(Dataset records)

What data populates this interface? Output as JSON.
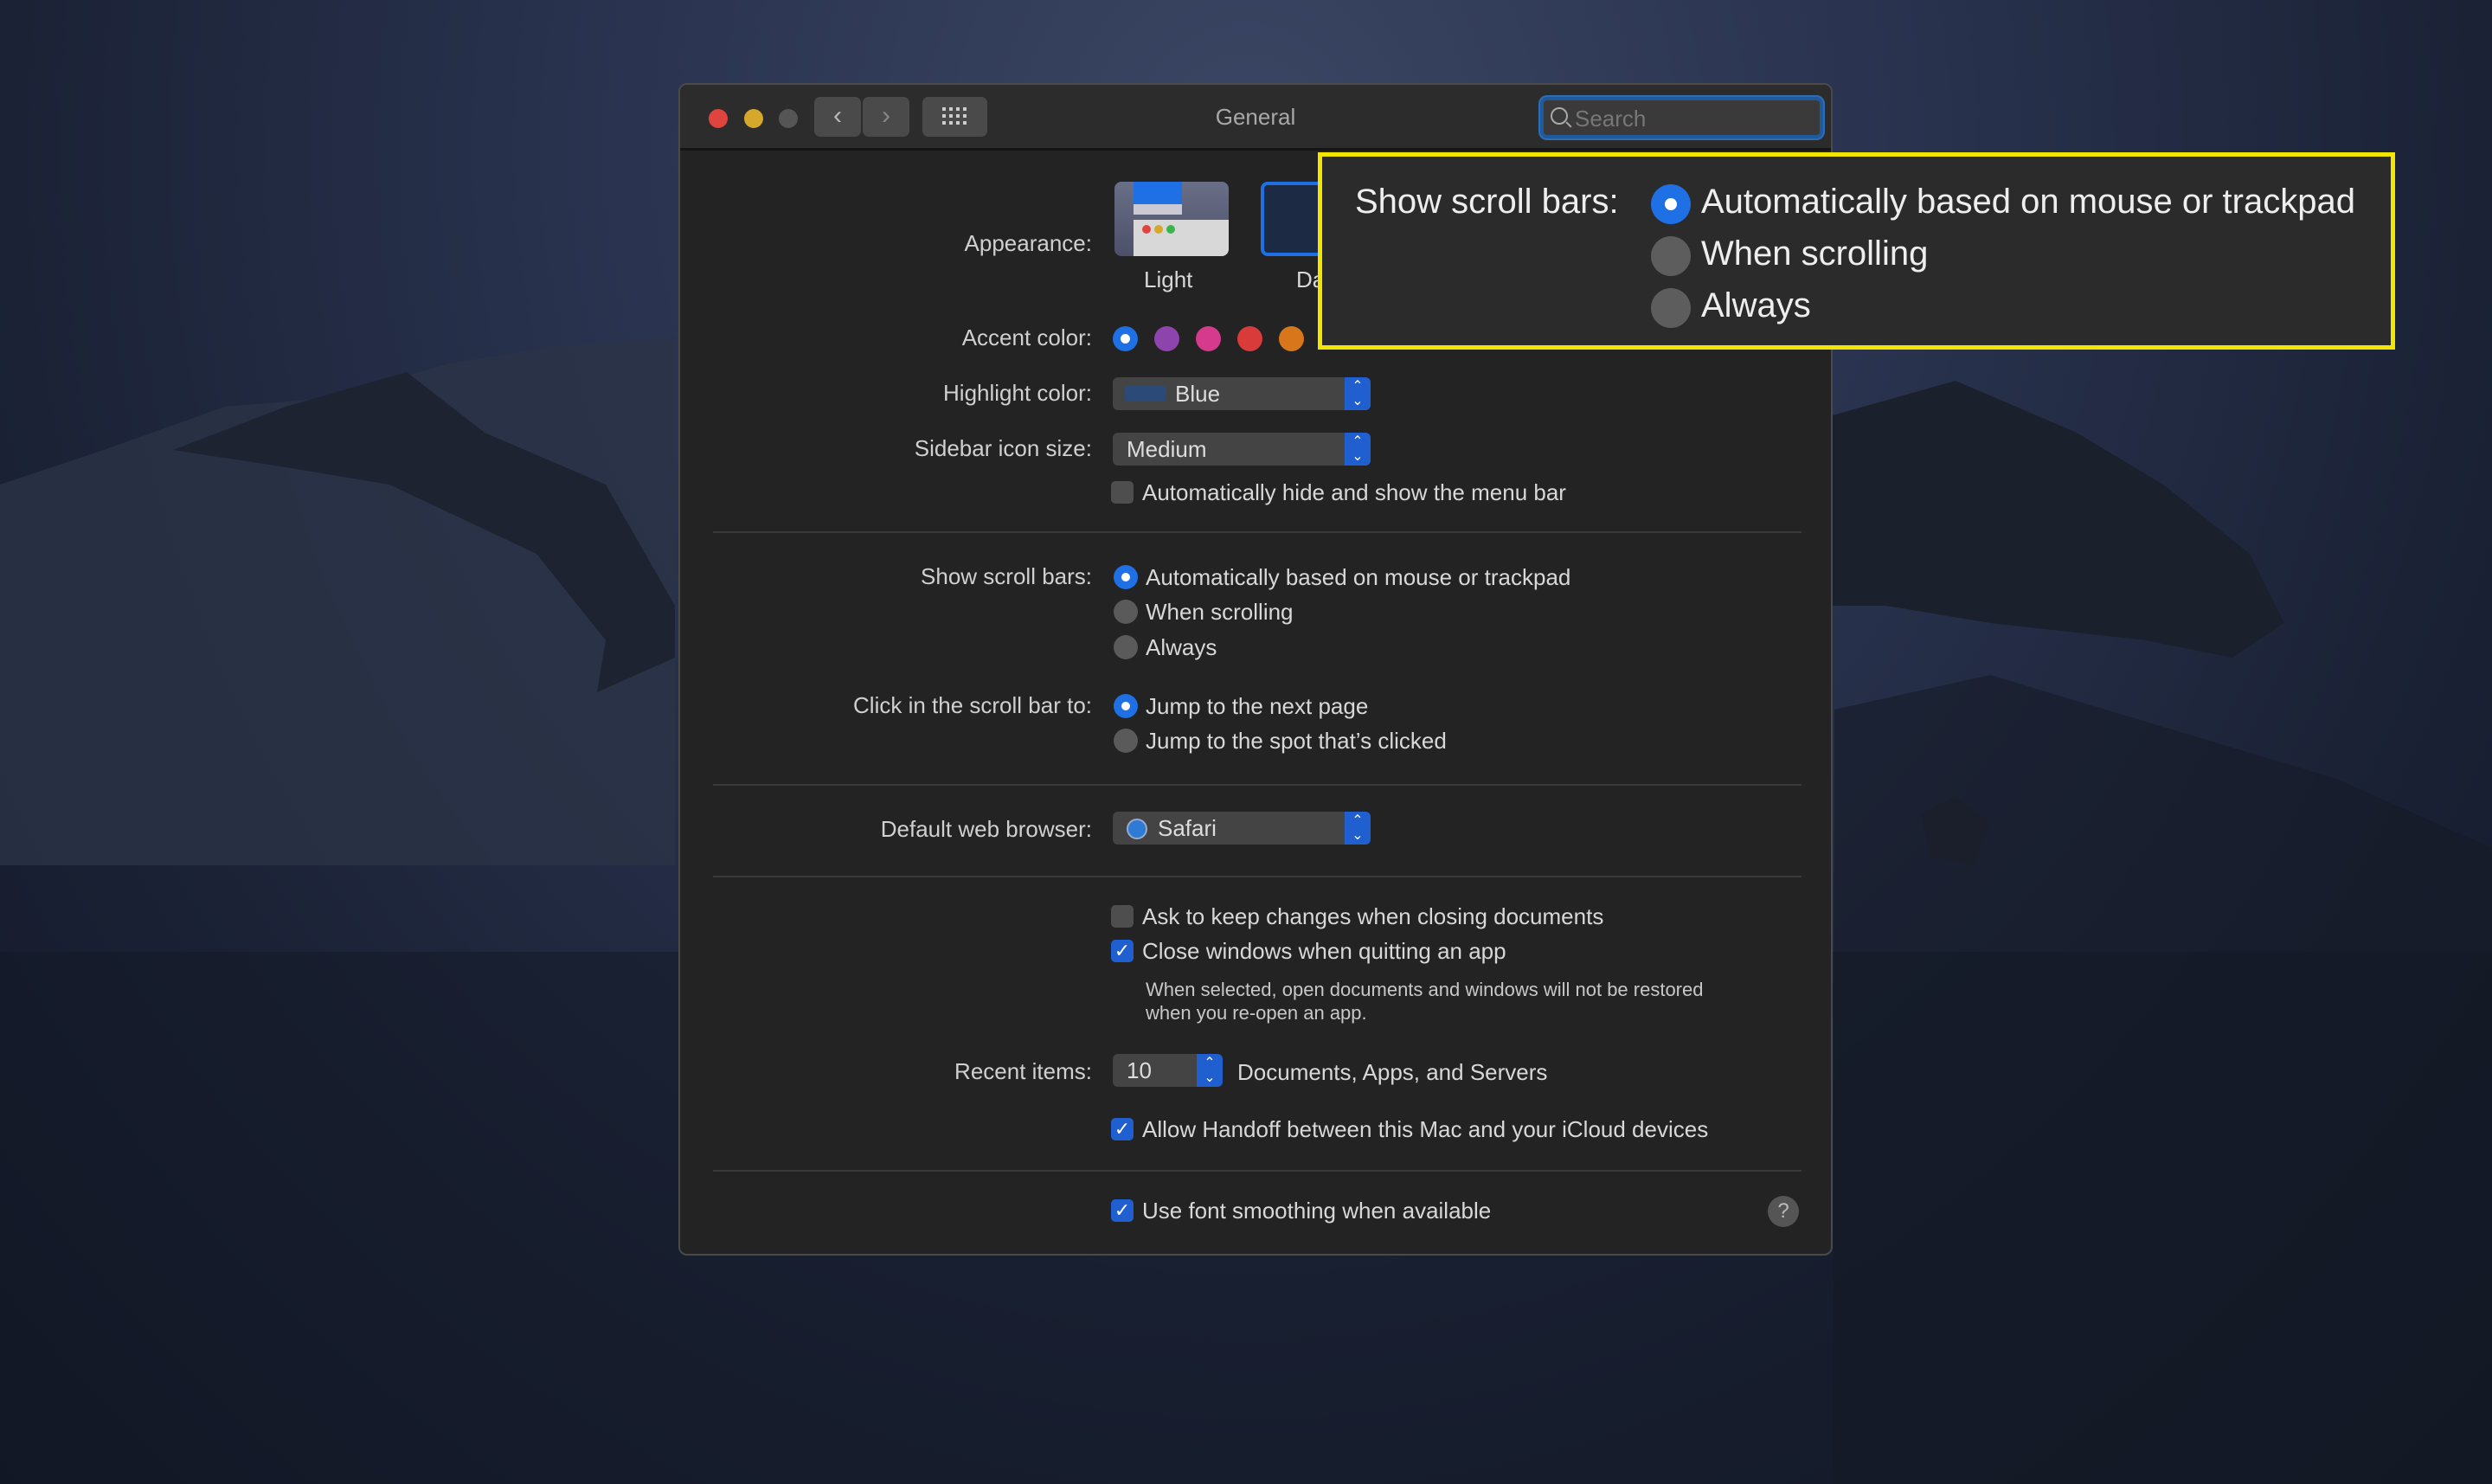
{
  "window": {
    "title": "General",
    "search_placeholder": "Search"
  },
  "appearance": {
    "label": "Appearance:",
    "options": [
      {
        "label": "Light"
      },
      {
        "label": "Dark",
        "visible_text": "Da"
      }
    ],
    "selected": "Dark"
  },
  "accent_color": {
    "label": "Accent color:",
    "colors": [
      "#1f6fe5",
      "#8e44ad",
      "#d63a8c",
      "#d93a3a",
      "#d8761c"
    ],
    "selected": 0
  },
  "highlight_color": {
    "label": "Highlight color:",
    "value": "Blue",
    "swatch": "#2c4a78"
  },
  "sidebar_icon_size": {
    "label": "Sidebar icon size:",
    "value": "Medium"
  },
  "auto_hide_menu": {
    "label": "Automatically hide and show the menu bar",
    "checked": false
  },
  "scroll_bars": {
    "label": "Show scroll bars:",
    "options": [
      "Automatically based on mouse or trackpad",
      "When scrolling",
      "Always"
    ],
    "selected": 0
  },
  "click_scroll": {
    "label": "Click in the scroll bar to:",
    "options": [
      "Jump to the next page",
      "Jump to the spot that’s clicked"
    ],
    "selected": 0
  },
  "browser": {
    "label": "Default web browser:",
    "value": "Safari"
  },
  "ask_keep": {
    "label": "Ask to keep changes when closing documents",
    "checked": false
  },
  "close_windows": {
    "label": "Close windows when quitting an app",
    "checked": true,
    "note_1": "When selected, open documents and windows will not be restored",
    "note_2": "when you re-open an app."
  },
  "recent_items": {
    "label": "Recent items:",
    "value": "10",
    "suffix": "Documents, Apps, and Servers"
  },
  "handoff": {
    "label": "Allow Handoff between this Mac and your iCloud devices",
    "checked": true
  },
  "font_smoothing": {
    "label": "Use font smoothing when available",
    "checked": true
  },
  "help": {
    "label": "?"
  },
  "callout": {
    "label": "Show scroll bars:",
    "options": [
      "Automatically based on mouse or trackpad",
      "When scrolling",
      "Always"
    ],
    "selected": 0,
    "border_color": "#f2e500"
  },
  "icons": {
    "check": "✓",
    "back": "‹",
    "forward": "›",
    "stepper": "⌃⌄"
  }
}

Instructions for the task: Copy all of the entries verbatim, leaving out any pictures they contain.

Output for this exercise:
What data populates this interface? Output as JSON.
{
  "window": {
    "title": "General",
    "search_placeholder": "Search"
  },
  "appearance": {
    "label": "Appearance:",
    "options": [
      {
        "label": "Light"
      },
      {
        "label": "Dark",
        "visible_text": "Da"
      }
    ],
    "selected": "Dark"
  },
  "accent_color": {
    "label": "Accent color:",
    "colors": [
      "#1f6fe5",
      "#8e44ad",
      "#d63a8c",
      "#d93a3a",
      "#d8761c"
    ],
    "selected": 0
  },
  "highlight_color": {
    "label": "Highlight color:",
    "value": "Blue",
    "swatch": "#2c4a78"
  },
  "sidebar_icon_size": {
    "label": "Sidebar icon size:",
    "value": "Medium"
  },
  "auto_hide_menu": {
    "label": "Automatically hide and show the menu bar",
    "checked": false
  },
  "scroll_bars": {
    "label": "Show scroll bars:",
    "options": [
      "Automatically based on mouse or trackpad",
      "When scrolling",
      "Always"
    ],
    "selected": 0
  },
  "click_scroll": {
    "label": "Click in the scroll bar to:",
    "options": [
      "Jump to the next page",
      "Jump to the spot that’s clicked"
    ],
    "selected": 0
  },
  "browser": {
    "label": "Default web browser:",
    "value": "Safari"
  },
  "ask_keep": {
    "label": "Ask to keep changes when closing documents",
    "checked": false
  },
  "close_windows": {
    "label": "Close windows when quitting an app",
    "checked": true,
    "note_1": "When selected, open documents and windows will not be restored",
    "note_2": "when you re-open an app."
  },
  "recent_items": {
    "label": "Recent items:",
    "value": "10",
    "suffix": "Documents, Apps, and Servers"
  },
  "handoff": {
    "label": "Allow Handoff between this Mac and your iCloud devices",
    "checked": true
  },
  "font_smoothing": {
    "label": "Use font smoothing when available",
    "checked": true
  },
  "help": {
    "label": "?"
  },
  "callout": {
    "label": "Show scroll bars:",
    "options": [
      "Automatically based on mouse or trackpad",
      "When scrolling",
      "Always"
    ],
    "selected": 0,
    "border_color": "#f2e500"
  },
  "icons": {
    "check": "✓",
    "back": "‹",
    "forward": "›",
    "stepper": "⌃⌄"
  }
}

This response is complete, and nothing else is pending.